* _DATA LISTING_
########################################
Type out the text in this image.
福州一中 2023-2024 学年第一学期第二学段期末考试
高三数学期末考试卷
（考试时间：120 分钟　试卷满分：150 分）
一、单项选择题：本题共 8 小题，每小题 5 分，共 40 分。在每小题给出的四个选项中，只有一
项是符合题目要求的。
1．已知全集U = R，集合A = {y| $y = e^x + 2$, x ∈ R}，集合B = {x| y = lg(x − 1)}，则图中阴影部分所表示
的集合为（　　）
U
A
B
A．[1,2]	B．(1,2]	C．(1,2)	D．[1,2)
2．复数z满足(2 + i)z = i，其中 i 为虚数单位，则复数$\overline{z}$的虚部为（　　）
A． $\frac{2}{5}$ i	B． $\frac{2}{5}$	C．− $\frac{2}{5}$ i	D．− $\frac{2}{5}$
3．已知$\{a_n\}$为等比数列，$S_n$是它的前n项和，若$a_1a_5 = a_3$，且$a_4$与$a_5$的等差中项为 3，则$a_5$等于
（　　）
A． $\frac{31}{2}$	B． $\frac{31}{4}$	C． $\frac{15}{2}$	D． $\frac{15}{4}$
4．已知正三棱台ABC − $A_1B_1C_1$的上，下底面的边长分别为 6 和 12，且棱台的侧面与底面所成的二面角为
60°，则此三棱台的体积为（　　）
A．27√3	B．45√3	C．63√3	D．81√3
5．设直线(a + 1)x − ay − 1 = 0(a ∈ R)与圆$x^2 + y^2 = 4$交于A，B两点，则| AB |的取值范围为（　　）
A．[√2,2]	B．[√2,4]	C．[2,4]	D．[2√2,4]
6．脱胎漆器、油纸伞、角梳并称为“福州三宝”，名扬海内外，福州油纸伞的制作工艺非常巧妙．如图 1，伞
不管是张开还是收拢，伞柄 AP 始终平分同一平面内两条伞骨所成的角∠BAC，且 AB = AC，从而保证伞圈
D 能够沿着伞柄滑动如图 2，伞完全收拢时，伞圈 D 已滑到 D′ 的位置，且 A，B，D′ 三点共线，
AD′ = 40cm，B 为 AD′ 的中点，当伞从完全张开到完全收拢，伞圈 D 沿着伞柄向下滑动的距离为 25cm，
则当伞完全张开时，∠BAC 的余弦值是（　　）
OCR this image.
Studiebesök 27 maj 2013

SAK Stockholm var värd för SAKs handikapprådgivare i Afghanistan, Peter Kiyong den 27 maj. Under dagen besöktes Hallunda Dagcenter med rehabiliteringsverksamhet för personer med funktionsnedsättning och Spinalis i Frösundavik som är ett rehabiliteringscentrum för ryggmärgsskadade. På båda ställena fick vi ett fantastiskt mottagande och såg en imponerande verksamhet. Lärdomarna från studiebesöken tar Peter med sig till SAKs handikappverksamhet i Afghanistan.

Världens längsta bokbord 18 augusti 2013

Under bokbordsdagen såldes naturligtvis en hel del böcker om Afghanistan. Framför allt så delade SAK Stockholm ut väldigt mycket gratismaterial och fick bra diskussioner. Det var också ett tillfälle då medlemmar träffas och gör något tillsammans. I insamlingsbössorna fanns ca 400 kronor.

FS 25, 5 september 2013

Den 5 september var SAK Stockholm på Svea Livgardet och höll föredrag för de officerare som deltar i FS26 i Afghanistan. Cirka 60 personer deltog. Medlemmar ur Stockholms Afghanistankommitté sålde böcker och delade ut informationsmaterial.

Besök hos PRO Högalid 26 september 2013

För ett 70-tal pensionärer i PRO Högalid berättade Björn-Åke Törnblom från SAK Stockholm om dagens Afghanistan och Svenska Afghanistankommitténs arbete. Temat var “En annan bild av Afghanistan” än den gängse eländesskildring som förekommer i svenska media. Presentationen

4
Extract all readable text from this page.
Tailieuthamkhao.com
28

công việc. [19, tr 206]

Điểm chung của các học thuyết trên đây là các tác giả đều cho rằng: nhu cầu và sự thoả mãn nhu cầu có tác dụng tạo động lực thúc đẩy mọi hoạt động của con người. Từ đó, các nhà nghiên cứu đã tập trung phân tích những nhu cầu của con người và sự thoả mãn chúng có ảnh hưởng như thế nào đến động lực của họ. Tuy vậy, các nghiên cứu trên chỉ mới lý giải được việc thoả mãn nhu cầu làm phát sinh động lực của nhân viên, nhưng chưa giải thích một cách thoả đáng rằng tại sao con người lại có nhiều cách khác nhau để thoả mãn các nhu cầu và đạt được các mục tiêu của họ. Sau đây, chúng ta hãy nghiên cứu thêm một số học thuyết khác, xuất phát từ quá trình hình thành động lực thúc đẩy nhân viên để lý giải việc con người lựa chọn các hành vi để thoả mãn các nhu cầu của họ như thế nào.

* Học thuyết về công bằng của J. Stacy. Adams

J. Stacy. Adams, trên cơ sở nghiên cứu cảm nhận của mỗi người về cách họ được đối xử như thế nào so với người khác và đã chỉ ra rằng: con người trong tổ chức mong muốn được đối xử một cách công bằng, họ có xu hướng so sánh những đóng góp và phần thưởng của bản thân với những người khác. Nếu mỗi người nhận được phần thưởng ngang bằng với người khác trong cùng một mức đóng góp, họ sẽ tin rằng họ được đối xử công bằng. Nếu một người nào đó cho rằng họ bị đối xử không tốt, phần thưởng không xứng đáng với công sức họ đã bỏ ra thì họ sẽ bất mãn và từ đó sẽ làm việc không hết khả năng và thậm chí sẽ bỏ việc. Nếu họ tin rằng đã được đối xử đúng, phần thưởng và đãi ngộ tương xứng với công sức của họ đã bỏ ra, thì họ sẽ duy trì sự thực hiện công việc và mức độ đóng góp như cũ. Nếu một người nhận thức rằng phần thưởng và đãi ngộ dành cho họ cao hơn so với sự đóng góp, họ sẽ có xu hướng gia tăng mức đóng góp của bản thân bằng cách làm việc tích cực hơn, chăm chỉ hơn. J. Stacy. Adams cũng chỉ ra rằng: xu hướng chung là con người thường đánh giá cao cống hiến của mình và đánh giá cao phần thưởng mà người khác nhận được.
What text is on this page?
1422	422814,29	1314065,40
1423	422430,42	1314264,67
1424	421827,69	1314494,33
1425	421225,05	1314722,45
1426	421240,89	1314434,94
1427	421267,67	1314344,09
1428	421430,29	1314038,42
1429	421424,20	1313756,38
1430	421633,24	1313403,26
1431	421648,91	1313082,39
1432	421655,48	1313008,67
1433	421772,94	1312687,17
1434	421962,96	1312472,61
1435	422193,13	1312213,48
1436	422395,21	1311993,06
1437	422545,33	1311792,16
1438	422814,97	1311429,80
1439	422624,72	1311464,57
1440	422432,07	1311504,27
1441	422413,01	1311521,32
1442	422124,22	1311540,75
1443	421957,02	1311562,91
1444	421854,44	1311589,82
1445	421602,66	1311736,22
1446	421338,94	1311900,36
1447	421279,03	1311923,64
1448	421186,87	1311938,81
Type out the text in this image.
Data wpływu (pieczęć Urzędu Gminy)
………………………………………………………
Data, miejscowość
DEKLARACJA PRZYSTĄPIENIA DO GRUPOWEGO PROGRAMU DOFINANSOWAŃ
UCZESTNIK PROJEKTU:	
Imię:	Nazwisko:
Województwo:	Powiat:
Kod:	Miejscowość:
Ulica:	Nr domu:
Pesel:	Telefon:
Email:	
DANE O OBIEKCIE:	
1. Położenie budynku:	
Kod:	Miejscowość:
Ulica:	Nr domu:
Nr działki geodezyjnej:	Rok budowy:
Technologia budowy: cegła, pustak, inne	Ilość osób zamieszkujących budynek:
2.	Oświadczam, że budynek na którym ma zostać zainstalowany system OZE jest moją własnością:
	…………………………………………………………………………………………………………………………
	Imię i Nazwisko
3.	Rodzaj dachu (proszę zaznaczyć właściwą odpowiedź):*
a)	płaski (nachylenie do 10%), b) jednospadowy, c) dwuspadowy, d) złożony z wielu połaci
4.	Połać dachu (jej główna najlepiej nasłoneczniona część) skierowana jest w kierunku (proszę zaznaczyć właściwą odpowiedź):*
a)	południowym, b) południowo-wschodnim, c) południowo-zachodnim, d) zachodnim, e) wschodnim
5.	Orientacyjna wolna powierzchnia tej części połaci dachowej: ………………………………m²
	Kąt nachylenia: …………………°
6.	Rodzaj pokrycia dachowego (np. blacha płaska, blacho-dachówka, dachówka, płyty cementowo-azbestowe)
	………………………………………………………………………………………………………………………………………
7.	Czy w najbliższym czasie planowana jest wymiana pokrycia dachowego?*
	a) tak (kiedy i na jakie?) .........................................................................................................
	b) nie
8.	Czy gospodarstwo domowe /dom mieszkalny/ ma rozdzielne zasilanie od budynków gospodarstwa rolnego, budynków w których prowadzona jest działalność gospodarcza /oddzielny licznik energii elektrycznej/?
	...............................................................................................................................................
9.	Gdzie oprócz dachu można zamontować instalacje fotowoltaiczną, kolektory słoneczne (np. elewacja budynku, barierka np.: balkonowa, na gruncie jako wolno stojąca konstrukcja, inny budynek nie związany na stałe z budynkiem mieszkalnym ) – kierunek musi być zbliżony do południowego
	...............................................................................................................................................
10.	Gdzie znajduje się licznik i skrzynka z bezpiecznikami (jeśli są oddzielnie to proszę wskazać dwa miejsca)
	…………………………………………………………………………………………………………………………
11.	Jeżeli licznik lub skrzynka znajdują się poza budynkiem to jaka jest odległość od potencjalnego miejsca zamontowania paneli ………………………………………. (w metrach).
########################################
* _EXERCISE GOAL_
Read through the data and copy every line where "september" shows up.

* _THE RESULT_
FS 25, 5 september 2013
Den 5 september var SAK Stockholm på Svea Livgardet och höll föredrag för de officerare som deltar i FS26 i Afghanistan. Cirka 60 personer deltog. Medlemmar ur Stockholms Afghanistankommitté sålde böcker och delade ut informationsmaterial.
Besök hos PRO Högalid 26 september 2013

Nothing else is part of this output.